Dataset rows about figures
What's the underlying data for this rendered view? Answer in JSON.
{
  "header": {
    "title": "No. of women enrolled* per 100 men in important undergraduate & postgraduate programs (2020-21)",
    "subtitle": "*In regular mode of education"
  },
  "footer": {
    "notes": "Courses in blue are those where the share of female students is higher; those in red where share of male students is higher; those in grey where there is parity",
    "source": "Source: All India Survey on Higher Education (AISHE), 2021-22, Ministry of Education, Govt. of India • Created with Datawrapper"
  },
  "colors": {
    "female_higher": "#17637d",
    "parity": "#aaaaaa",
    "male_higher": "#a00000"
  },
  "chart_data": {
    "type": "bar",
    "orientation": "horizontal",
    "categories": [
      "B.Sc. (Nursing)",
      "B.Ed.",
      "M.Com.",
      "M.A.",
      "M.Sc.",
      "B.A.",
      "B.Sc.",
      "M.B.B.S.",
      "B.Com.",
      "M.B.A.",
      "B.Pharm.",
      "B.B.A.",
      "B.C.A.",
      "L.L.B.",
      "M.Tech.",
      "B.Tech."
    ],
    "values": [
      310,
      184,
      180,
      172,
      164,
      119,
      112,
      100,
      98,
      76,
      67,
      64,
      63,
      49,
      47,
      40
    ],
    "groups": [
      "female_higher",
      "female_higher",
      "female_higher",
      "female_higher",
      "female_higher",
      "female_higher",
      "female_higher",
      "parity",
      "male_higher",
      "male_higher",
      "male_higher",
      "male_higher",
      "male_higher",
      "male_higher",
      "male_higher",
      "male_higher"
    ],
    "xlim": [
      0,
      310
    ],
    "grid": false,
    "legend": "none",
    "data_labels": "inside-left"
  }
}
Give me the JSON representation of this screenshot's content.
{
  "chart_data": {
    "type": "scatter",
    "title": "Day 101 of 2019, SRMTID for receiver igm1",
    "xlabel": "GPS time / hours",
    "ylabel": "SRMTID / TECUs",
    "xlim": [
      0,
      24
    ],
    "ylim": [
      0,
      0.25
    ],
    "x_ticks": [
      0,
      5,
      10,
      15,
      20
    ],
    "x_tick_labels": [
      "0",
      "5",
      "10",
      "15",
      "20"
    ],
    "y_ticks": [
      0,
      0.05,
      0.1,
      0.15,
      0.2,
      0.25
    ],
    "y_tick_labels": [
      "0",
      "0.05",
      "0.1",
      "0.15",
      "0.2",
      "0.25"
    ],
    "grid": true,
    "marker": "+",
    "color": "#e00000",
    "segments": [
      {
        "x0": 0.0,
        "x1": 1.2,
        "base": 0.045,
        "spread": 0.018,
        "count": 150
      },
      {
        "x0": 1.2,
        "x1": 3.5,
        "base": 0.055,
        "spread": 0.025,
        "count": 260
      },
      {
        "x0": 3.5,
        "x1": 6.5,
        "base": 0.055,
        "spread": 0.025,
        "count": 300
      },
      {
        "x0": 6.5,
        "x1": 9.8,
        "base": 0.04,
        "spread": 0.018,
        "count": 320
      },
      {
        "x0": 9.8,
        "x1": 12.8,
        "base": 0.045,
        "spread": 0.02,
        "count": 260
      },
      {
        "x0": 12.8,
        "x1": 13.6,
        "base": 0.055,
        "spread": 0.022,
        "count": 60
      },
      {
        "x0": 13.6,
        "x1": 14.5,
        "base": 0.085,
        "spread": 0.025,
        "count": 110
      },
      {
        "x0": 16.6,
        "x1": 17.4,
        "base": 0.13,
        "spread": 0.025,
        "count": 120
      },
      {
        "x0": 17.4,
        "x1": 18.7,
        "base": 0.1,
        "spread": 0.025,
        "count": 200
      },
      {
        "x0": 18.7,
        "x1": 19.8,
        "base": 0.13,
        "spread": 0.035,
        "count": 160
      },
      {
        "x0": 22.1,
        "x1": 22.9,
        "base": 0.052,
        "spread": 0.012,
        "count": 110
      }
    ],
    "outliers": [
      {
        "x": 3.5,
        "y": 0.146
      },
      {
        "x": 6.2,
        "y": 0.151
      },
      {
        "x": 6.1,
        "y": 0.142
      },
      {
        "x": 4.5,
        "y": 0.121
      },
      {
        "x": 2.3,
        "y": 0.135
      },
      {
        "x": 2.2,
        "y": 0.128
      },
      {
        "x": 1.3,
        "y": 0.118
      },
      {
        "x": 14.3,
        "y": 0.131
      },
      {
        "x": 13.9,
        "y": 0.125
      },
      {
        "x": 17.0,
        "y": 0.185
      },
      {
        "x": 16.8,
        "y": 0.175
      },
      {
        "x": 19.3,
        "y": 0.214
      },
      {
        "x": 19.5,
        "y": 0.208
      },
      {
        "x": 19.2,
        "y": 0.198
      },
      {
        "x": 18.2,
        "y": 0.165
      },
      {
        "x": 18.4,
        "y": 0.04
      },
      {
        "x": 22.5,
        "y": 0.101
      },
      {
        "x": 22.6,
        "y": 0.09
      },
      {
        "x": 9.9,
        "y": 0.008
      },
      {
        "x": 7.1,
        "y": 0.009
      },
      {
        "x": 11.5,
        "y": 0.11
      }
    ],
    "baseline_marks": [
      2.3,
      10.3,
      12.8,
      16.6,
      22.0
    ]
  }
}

What you should do
Gather each line that holds "parity".

Answer to this problem
    "notes": "Courses in blue are those where the share of female students is higher; those in red where share of male students is higher; those in grey where there is parity",
    "parity": "#aaaaaa",
      "parity",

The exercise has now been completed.